# Given records

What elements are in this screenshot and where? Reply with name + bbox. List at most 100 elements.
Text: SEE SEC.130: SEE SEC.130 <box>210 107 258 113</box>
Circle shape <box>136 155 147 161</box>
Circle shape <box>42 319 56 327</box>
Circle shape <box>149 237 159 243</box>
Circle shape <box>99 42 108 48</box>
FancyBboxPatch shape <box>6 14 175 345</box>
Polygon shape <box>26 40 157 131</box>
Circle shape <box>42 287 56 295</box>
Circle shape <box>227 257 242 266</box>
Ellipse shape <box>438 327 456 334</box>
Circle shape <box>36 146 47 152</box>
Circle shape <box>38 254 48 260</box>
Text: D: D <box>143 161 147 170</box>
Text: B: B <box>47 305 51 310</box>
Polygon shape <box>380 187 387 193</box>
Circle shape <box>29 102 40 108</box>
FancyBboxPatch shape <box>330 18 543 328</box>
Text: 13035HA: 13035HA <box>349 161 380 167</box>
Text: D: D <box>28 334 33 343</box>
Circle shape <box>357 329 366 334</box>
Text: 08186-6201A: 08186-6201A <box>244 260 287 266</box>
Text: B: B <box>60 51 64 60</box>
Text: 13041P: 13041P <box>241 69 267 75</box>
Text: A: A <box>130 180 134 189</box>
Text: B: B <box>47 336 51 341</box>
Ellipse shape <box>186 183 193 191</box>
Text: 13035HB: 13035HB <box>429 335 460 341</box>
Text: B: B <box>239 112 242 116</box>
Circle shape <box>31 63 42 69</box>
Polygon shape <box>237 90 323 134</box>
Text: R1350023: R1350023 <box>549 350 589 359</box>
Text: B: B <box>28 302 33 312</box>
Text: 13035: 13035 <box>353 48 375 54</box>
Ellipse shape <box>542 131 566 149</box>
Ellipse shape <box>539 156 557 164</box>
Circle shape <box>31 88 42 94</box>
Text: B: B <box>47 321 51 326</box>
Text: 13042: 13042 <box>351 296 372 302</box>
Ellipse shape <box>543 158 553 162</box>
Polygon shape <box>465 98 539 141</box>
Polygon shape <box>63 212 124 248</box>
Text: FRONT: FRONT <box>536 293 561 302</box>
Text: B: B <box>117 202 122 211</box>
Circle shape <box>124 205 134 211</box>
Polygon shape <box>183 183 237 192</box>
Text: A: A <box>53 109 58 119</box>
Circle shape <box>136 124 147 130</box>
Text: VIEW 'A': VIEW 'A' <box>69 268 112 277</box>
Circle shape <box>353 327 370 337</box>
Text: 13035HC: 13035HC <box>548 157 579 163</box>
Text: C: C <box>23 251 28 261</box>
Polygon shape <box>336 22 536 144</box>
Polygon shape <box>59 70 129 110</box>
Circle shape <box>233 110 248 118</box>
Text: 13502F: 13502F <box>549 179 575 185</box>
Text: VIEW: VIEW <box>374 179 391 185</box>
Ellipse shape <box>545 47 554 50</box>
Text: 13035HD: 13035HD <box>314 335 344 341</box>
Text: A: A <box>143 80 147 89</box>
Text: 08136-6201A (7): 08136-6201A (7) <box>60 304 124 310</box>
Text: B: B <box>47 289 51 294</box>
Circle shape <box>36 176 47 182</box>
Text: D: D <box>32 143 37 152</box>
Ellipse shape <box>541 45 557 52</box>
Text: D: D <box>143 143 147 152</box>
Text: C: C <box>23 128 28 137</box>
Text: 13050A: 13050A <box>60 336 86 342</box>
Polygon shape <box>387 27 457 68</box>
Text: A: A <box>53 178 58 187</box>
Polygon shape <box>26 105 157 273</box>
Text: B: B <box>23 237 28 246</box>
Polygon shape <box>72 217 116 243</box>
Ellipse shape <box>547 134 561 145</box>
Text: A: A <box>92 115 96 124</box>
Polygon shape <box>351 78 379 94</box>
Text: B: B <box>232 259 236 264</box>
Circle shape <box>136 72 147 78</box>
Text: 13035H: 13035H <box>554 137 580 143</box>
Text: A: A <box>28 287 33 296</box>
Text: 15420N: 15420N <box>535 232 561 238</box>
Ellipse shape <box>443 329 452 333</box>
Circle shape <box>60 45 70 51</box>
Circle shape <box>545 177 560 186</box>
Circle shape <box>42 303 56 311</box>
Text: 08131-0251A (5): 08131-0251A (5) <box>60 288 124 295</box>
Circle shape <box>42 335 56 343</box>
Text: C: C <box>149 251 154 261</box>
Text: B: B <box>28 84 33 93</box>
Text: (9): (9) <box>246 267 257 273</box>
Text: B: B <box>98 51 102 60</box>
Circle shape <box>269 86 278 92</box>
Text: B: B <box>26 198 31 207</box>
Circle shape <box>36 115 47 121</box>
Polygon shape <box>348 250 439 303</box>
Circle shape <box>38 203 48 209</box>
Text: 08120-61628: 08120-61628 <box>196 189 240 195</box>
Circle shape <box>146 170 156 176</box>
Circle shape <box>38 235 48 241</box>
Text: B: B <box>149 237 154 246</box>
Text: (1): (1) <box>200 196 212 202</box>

# Written exercise
Could you reproduce every line of the data above verbatim, in the same order?

# Worked solution
What elements are in this screenshot and where? Reply with name + bbox. List at most 100 elements.
Text: SEE SEC.130: SEE SEC.130 <box>210 107 258 113</box>
Circle shape <box>136 155 147 161</box>
Circle shape <box>42 319 56 327</box>
Circle shape <box>149 237 159 243</box>
Circle shape <box>99 42 108 48</box>
FancyBboxPatch shape <box>6 14 175 345</box>
Polygon shape <box>26 40 157 131</box>
Circle shape <box>42 287 56 295</box>
Circle shape <box>227 257 242 266</box>
Ellipse shape <box>438 327 456 334</box>
Circle shape <box>36 146 47 152</box>
Circle shape <box>38 254 48 260</box>
Text: D: D <box>143 161 147 170</box>
Text: B: B <box>47 305 51 310</box>
Polygon shape <box>380 187 387 193</box>
Circle shape <box>29 102 40 108</box>
FancyBboxPatch shape <box>330 18 543 328</box>
Text: 13035HA: 13035HA <box>349 161 380 167</box>
Text: D: D <box>28 334 33 343</box>
Circle shape <box>357 329 366 334</box>
Text: 08186-6201A: 08186-6201A <box>244 260 287 266</box>
Text: B: B <box>60 51 64 60</box>
Text: 13041P: 13041P <box>241 69 267 75</box>
Text: A: A <box>130 180 134 189</box>
Text: B: B <box>47 336 51 341</box>
Ellipse shape <box>186 183 193 191</box>
Text: 13035HB: 13035HB <box>429 335 460 341</box>
Text: B: B <box>239 112 242 116</box>
Circle shape <box>31 63 42 69</box>
Polygon shape <box>237 90 323 134</box>
Text: R1350023: R1350023 <box>549 350 589 359</box>
Text: B: B <box>28 302 33 312</box>
Text: 13035: 13035 <box>353 48 375 54</box>
Ellipse shape <box>542 131 566 149</box>
Ellipse shape <box>539 156 557 164</box>
Circle shape <box>31 88 42 94</box>
Text: B: B <box>47 321 51 326</box>
Text: 13042: 13042 <box>351 296 372 302</box>
Ellipse shape <box>543 158 553 162</box>
Polygon shape <box>465 98 539 141</box>
Polygon shape <box>63 212 124 248</box>
Text: FRONT: FRONT <box>536 293 561 302</box>
Text: B: B <box>117 202 122 211</box>
Circle shape <box>124 205 134 211</box>
Polygon shape <box>183 183 237 192</box>
Text: A: A <box>53 109 58 119</box>
Circle shape <box>136 124 147 130</box>
Text: VIEW 'A': VIEW 'A' <box>69 268 112 277</box>
Circle shape <box>353 327 370 337</box>
Text: 13035HC: 13035HC <box>548 157 579 163</box>
Text: C: C <box>23 251 28 261</box>
Polygon shape <box>336 22 536 144</box>
Polygon shape <box>59 70 129 110</box>
Circle shape <box>233 110 248 118</box>
Text: 13502F: 13502F <box>549 179 575 185</box>
Text: VIEW: VIEW <box>374 179 391 185</box>
Ellipse shape <box>545 47 554 50</box>
Text: 13035HD: 13035HD <box>314 335 344 341</box>
Text: A: A <box>143 80 147 89</box>
Text: 08136-6201A (7): 08136-6201A (7) <box>60 304 124 310</box>
Text: B: B <box>47 289 51 294</box>
Circle shape <box>36 176 47 182</box>
Text: D: D <box>32 143 37 152</box>
Ellipse shape <box>541 45 557 52</box>
Text: D: D <box>143 143 147 152</box>
Text: C: C <box>23 128 28 137</box>
Text: 13050A: 13050A <box>60 336 86 342</box>
Polygon shape <box>387 27 457 68</box>
Text: A: A <box>53 178 58 187</box>
Polygon shape <box>26 105 157 273</box>
Text: B: B <box>23 237 28 246</box>
Polygon shape <box>72 217 116 243</box>
Ellipse shape <box>547 134 561 145</box>
Text: A: A <box>92 115 96 124</box>
Polygon shape <box>351 78 379 94</box>
Text: B: B <box>232 259 236 264</box>
Circle shape <box>136 72 147 78</box>
Text: 13035H: 13035H <box>554 137 580 143</box>
Text: A: A <box>28 287 33 296</box>
Text: 15420N: 15420N <box>535 232 561 238</box>
Ellipse shape <box>443 329 452 333</box>
Circle shape <box>60 45 70 51</box>
Circle shape <box>545 177 560 186</box>
Circle shape <box>42 303 56 311</box>
Text: 08131-0251A (5): 08131-0251A (5) <box>60 288 124 295</box>
Circle shape <box>42 335 56 343</box>
Text: C: C <box>149 251 154 261</box>
Text: B: B <box>28 84 33 93</box>
Text: (9): (9) <box>246 267 257 273</box>
Text: B: B <box>98 51 102 60</box>
Circle shape <box>269 86 278 92</box>
Text: B: B <box>26 198 31 207</box>
Circle shape <box>36 115 47 121</box>
Polygon shape <box>348 250 439 303</box>
Circle shape <box>38 203 48 209</box>
Text: 08120-61628: 08120-61628 <box>196 189 240 195</box>
Circle shape <box>146 170 156 176</box>
Circle shape <box>38 235 48 241</box>
Text: B: B <box>149 237 154 246</box>
Text: (1): (1) <box>200 196 212 202</box>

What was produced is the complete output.